**Written instruction:**
Copy out the rows below, swapping each occurrence of "bar-value-label" for "bar-label" and leaving everything else as it is.

━━━━━━━━━━━━━━━━━━━━

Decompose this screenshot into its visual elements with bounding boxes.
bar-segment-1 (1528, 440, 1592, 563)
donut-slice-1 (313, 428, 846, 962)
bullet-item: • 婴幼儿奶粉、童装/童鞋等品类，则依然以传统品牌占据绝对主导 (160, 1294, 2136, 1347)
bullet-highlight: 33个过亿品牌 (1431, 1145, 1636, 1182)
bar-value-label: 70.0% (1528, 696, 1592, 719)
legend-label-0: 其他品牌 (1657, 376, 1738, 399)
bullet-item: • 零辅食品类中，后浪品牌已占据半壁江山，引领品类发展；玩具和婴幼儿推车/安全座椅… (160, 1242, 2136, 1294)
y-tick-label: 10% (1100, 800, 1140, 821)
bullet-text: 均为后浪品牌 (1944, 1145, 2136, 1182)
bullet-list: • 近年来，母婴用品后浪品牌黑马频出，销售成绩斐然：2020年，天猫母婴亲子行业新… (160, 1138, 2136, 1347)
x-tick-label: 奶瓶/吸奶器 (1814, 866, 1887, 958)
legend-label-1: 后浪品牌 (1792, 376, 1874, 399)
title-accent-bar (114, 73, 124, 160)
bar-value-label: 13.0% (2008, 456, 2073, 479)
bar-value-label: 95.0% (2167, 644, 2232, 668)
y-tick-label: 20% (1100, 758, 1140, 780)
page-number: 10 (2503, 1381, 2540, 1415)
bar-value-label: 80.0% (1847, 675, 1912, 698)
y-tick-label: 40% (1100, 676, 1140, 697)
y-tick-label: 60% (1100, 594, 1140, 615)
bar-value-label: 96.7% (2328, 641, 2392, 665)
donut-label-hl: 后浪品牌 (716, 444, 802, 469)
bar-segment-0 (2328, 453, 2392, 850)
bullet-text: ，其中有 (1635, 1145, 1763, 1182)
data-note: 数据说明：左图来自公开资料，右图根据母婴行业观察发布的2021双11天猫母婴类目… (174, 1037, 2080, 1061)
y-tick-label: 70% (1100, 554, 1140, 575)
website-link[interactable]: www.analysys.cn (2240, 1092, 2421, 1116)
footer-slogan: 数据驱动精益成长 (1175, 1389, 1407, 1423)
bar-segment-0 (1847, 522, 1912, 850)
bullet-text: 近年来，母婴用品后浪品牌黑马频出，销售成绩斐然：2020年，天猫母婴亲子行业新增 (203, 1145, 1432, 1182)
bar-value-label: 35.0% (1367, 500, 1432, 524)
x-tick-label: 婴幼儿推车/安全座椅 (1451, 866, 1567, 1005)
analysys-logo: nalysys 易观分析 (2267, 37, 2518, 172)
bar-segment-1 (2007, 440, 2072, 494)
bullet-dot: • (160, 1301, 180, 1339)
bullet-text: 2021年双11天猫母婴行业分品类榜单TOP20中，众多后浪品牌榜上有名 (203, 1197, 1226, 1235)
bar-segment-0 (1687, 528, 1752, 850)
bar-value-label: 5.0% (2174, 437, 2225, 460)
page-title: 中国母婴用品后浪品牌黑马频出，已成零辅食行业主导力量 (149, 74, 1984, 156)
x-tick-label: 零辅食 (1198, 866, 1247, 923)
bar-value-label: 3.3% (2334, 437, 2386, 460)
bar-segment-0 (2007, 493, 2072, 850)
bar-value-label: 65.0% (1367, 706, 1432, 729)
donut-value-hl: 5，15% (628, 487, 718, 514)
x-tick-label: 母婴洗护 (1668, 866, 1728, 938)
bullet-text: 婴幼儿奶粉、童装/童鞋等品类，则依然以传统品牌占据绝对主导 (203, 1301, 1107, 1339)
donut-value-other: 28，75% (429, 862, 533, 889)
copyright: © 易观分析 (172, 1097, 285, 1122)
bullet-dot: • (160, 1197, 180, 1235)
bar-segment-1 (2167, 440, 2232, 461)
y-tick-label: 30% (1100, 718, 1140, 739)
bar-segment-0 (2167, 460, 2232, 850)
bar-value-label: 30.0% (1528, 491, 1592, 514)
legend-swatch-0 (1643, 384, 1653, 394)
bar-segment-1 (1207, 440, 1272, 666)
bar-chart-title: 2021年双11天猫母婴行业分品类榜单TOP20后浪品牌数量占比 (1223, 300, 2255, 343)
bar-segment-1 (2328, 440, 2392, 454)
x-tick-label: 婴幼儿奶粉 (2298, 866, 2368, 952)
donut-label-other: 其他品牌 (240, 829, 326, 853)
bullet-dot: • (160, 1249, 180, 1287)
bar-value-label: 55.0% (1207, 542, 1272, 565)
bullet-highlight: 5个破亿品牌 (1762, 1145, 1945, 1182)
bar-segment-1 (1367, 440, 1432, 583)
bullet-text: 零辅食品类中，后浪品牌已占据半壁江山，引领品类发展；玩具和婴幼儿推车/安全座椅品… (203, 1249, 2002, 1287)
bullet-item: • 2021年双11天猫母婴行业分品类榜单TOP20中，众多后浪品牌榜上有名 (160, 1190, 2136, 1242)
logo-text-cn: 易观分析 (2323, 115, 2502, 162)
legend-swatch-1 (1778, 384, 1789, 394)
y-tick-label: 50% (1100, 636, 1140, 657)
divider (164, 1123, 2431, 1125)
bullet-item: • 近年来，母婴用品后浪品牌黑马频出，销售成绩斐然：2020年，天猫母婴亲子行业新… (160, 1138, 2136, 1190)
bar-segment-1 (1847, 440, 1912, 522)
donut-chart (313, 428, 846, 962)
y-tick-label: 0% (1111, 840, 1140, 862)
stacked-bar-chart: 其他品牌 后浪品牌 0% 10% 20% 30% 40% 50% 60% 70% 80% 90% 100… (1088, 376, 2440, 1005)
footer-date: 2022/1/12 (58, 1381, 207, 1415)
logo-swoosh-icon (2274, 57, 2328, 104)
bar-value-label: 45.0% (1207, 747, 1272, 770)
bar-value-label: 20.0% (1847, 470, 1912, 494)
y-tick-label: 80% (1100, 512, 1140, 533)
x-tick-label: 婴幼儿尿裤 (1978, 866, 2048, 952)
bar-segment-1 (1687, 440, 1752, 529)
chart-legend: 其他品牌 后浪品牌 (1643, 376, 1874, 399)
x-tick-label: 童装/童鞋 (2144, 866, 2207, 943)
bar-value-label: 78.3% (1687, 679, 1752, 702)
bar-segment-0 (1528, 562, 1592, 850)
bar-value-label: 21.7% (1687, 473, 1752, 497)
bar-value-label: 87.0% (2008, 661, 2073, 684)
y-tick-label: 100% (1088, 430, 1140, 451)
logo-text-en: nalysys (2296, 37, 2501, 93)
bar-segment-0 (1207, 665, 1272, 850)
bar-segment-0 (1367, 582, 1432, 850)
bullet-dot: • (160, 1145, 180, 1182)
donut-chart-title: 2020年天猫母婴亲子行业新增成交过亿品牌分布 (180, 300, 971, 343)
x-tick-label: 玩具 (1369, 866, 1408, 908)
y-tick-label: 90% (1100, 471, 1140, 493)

━━━━━━━━━━━━━━━━━━━━

**Task output:**
Decompose this screenshot into its visual elements with bounding boxes.
bar-segment-1 (1528, 440, 1592, 563)
donut-slice-1 (313, 428, 846, 962)
bullet-item: • 婴幼儿奶粉、童装/童鞋等品类，则依然以传统品牌占据绝对主导 (160, 1294, 2136, 1347)
bullet-highlight: 33个过亿品牌 (1431, 1145, 1636, 1182)
bar-label: 70.0% (1528, 696, 1592, 719)
legend-label-0: 其他品牌 (1657, 376, 1738, 399)
bullet-item: • 零辅食品类中，后浪品牌已占据半壁江山，引领品类发展；玩具和婴幼儿推车/安全座椅… (160, 1242, 2136, 1294)
y-tick-label: 10% (1100, 800, 1140, 821)
bullet-text: 均为后浪品牌 (1944, 1145, 2136, 1182)
bullet-list: • 近年来，母婴用品后浪品牌黑马频出，销售成绩斐然：2020年，天猫母婴亲子行业新… (160, 1138, 2136, 1347)
x-tick-label: 奶瓶/吸奶器 (1814, 866, 1887, 958)
legend-label-1: 后浪品牌 (1792, 376, 1874, 399)
title-accent-bar (114, 73, 124, 160)
bar-label: 13.0% (2008, 456, 2073, 479)
bar-label: 95.0% (2167, 644, 2232, 668)
y-tick-label: 20% (1100, 758, 1140, 780)
page-number: 10 (2503, 1381, 2540, 1415)
bar-label: 80.0% (1847, 675, 1912, 698)
y-tick-label: 40% (1100, 676, 1140, 697)
y-tick-label: 60% (1100, 594, 1140, 615)
bar-label: 96.7% (2328, 641, 2392, 665)
donut-label-hl: 后浪品牌 (716, 444, 802, 469)
bar-segment-0 (2328, 453, 2392, 850)
bullet-text: ，其中有 (1635, 1145, 1763, 1182)
data-note: 数据说明：左图来自公开资料，右图根据母婴行业观察发布的2021双11天猫母婴类目… (174, 1037, 2080, 1061)
y-tick-label: 70% (1100, 554, 1140, 575)
website-link[interactable]: www.analysys.cn (2240, 1092, 2421, 1116)
footer-slogan: 数据驱动精益成长 (1175, 1389, 1407, 1423)
bar-segment-0 (1847, 522, 1912, 850)
bullet-text: 近年来，母婴用品后浪品牌黑马频出，销售成绩斐然：2020年，天猫母婴亲子行业新增 (203, 1145, 1432, 1182)
bar-label: 35.0% (1367, 500, 1432, 524)
x-tick-label: 婴幼儿推车/安全座椅 (1451, 866, 1567, 1005)
analysys-logo: nalysys 易观分析 (2267, 37, 2518, 172)
bar-segment-1 (2007, 440, 2072, 494)
bullet-dot: • (160, 1301, 180, 1339)
bullet-text: 2021年双11天猫母婴行业分品类榜单TOP20中，众多后浪品牌榜上有名 (203, 1197, 1226, 1235)
bar-segment-0 (1687, 528, 1752, 850)
bar-label: 5.0% (2174, 437, 2225, 460)
page-title: 中国母婴用品后浪品牌黑马频出，已成零辅食行业主导力量 (149, 74, 1984, 156)
x-tick-label: 零辅食 (1198, 866, 1247, 923)
bar-label: 3.3% (2334, 437, 2386, 460)
bar-segment-0 (2007, 493, 2072, 850)
bar-label: 65.0% (1367, 706, 1432, 729)
donut-value-hl: 5，15% (628, 487, 718, 514)
x-tick-label: 母婴洗护 (1668, 866, 1728, 938)
bullet-text: 婴幼儿奶粉、童装/童鞋等品类，则依然以传统品牌占据绝对主导 (203, 1301, 1107, 1339)
donut-value-other: 28，75% (429, 862, 533, 889)
copyright: © 易观分析 (172, 1097, 285, 1122)
bullet-dot: • (160, 1197, 180, 1235)
bar-segment-1 (2167, 440, 2232, 461)
y-tick-label: 30% (1100, 718, 1140, 739)
bar-segment-0 (2167, 460, 2232, 850)
bar-label: 30.0% (1528, 491, 1592, 514)
legend-swatch-0 (1643, 384, 1653, 394)
bar-segment-1 (1207, 440, 1272, 666)
bar-chart-title: 2021年双11天猫母婴行业分品类榜单TOP20后浪品牌数量占比 (1223, 300, 2255, 343)
bar-segment-1 (2328, 440, 2392, 454)
x-tick-label: 婴幼儿奶粉 (2298, 866, 2368, 952)
donut-label-other: 其他品牌 (240, 829, 326, 853)
bullet-dot: • (160, 1249, 180, 1287)
bar-label: 55.0% (1207, 542, 1272, 565)
bullet-highlight: 5个破亿品牌 (1762, 1145, 1945, 1182)
bar-segment-1 (1367, 440, 1432, 583)
bullet-text: 零辅食品类中，后浪品牌已占据半壁江山，引领品类发展；玩具和婴幼儿推车/安全座椅品… (203, 1249, 2002, 1287)
bullet-item: • 2021年双11天猫母婴行业分品类榜单TOP20中，众多后浪品牌榜上有名 (160, 1190, 2136, 1242)
logo-text-cn: 易观分析 (2323, 115, 2502, 162)
legend-swatch-1 (1778, 384, 1789, 394)
y-tick-label: 50% (1100, 636, 1140, 657)
divider (164, 1123, 2431, 1125)
bullet-item: • 近年来，母婴用品后浪品牌黑马频出，销售成绩斐然：2020年，天猫母婴亲子行业新… (160, 1138, 2136, 1190)
bar-segment-1 (1847, 440, 1912, 522)
donut-chart (313, 428, 846, 962)
y-tick-label: 0% (1111, 840, 1140, 862)
stacked-bar-chart: 其他品牌 后浪品牌 0% 10% 20% 30% 40% 50% 60% 70% 80% 90% 100… (1088, 376, 2440, 1005)
footer-date: 2022/1/12 (58, 1381, 207, 1415)
logo-swoosh-icon (2274, 57, 2328, 104)
bar-label: 45.0% (1207, 747, 1272, 770)
bar-label: 20.0% (1847, 470, 1912, 494)
y-tick-label: 80% (1100, 512, 1140, 533)
x-tick-label: 婴幼儿尿裤 (1978, 866, 2048, 952)
bar-segment-1 (1687, 440, 1752, 529)
chart-legend: 其他品牌 后浪品牌 (1643, 376, 1874, 399)
x-tick-label: 童装/童鞋 (2144, 866, 2207, 943)
bar-label: 78.3% (1687, 679, 1752, 702)
bar-segment-0 (1528, 562, 1592, 850)
bar-label: 21.7% (1687, 473, 1752, 497)
bar-label: 87.0% (2008, 661, 2073, 684)
y-tick-label: 100% (1088, 430, 1140, 451)
logo-text-en: nalysys (2296, 37, 2501, 93)
bar-segment-0 (1207, 665, 1272, 850)
bar-segment-0 (1367, 582, 1432, 850)
bullet-dot: • (160, 1145, 180, 1182)
donut-chart-title: 2020年天猫母婴亲子行业新增成交过亿品牌分布 (180, 300, 971, 343)
x-tick-label: 玩具 (1369, 866, 1408, 908)
y-tick-label: 90% (1100, 471, 1140, 493)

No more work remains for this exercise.